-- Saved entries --

----------

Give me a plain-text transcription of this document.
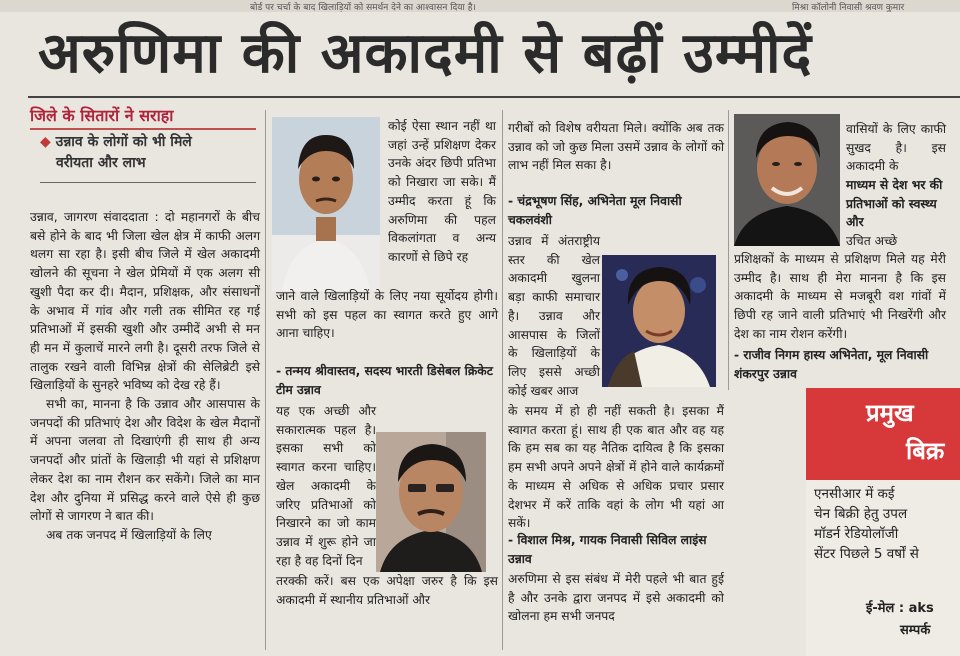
बोर्ड पर चर्चा के बाद खिलाड़ियों को समर्थन देने का आश्वासन दिया है।	मिश्रा कॉलोनी निवासी श्रवण कुमार
अरुणिमा की अकादमी से बढ़ीं उम्मीदें
जिले के सितारों ने सराहा
◆ उन्नाव के लोगों को भी मिले
वरीयता और लाभ

उन्नाव, जागरण संवाददाता : दो महानगरों के बीच बसे होने के बाद भी जिला खेल क्षेत्र में काफी अलग थलग सा रहा है। इसी बीच जिले में खेल अकादमी खोलने की सूचना ने खेल प्रेमियों में एक अलग सी खुशी पैदा कर दी। मैदान, प्रशिक्षक, और संसाधनों के अभाव में गांव और गली तक सीमित रह गई प्रतिभाओं में इसकी खुशी और उम्मीदें अभी से मन ही मन में कुलाचें मारने लगी है। दूसरी तरफ जिले से तालुक रखने वाली विभिन्न क्षेत्रों की सेलिब्रेटी इसे खिलाड़ियों के सुनहरे भविष्य को देख रहे हैं।

सभी का, मानना है कि उन्नाव और आसपास के जनपदों की प्रतिभाएं देश और विदेश के खेल मैदानों में अपना जलवा तो दिखाएंगी ही साथ ही अन्य जनपदों और प्रांतों के खिलाड़ी भी यहां से प्रशिक्षण लेकर देश का नाम रौशन कर सकेंगे। जिले का मान देश और दुनिया में प्रसिद्ध करने वाले ऐसे ही कुछ लोगों से जागरण ने बात की।

अब तक जनपद में खिलाड़ियों के लिए

कोई ऐसा स्थान नहीं था जहां उन्हें प्रशिक्षण देकर उनके अंदर छिपी प्रतिभा को निखारा जा सके। मैं उम्मीद करता हूं कि अरुणिमा की पहल विकलांगता व अन्य कारणों से छिपे रह
जाने वाले खिलाड़ियों के लिए नया सूर्योदय होगी। सभी को इस पहल का स्वागत करते हुए आगे आना चाहिए।
- तन्मय श्रीवास्तव, सदस्य भारती डिसेबल क्रिकेट टीम उन्नाव
यह एक अच्छी और सकारात्मक पहल है। इसका सभी को स्वागत करना चाहिए। खेल अकादमी के जरिए प्रतिभाओं को निखारने का जो काम उन्नाव में शुरू होने जा रहा है वह दिनों दिन
तरक्की करें। बस एक अपेक्षा जरुर है कि इस अकादमी में स्थानीय प्रतिभाओं और
गरीबों को विशेष वरीयता मिले। क्योंकि अब तक उन्नाव को जो कुछ मिला उसमें उन्नाव के लोगों को लाभ नहीं मिल सका है।
- चंद्रभूषण सिंह, अभिनेता मूल निवासी चकलवंशी
उन्नाव में अंतराष्ट्रीय स्तर की खेल अकादमी खुलना बड़ा काफी समाचार है। उन्नाव और आसपास के जिलों के खिलाड़ियों के लिए इससे अच्छी कोई खबर आज
के समय में हो ही नहीं सकती है। इसका मैं स्वागत करता हूं। साथ ही एक बात और वह यह कि हम सब का यह नैतिक दायित्व है कि इसका हम सभी अपने अपने क्षेत्रों में होने वाले कार्यक्रमों के माध्यम से अधिक से अधिक प्रचार प्रसार देशभर में करें ताकि वहां के लोग भी यहां आ सकें।
- विशाल मिश्र, गायक निवासी सिविल लाइंस उन्नाव
अरुणिमा से इस संबंध में मेरी पहले भी बात हुई है और उनके द्वारा जनपद में इसे अकादमी को खोलना हम सभी जनपद
वासियों के लिए काफी सुखद है। इस अकादमी के
माध्यम से देश भर की प्रतिभाओं को स्वस्थ्य और
उचित अच्छे
प्रशिक्षकों के माध्यम से प्रशिक्षण मिले यह मेरी उम्मीद है। साथ ही मेरा मानना है कि इस अकादमी के माध्यम से मजबूरी वश गांवों में छिपी रह जाने वाली प्रतिभाएं भी निखरेंगी और देश का नाम रोशन करेंगी।
- राजीव निगम हास्य अभिनेता, मूल निवासी शंकरपुर उन्नाव
प्रमुख
बिक्र
एनसीआर में कई
चेन बिक्री हेतु उपल
मॉडर्न रेडियोलॉजी
सेंटर पिछले 5 वर्षों से
ई-मेल : aks
सम्पर्क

----------

-- WORK INSTRUCTIONS --
Where a line in the entries holds the word "जनपद", copy that line.

-- IN RESPONSE --
सभी का, मानना है कि उन्नाव और आसपास के जनपदों की प्रतिभाएं देश और विदेश के खेल मैदानों में अपना जलवा तो दिखाएंगी ही साथ ही अन्य जनपदों और प्रांतों के खिलाड़ी भी यहां से प्रशिक्षण लेकर देश का नाम रौशन कर सकेंगे। जिले का मान देश और दुनिया में प्रसिद्ध करने वाले ऐसे ही कुछ लोगों से जागरण ने बात की।
अब तक जनपद में खिलाड़ियों के लिए
अरुणिमा से इस संबंध में मेरी पहले भी बात हुई है और उनके द्वारा जनपद में इसे अकादमी को खोलना हम सभी जनपद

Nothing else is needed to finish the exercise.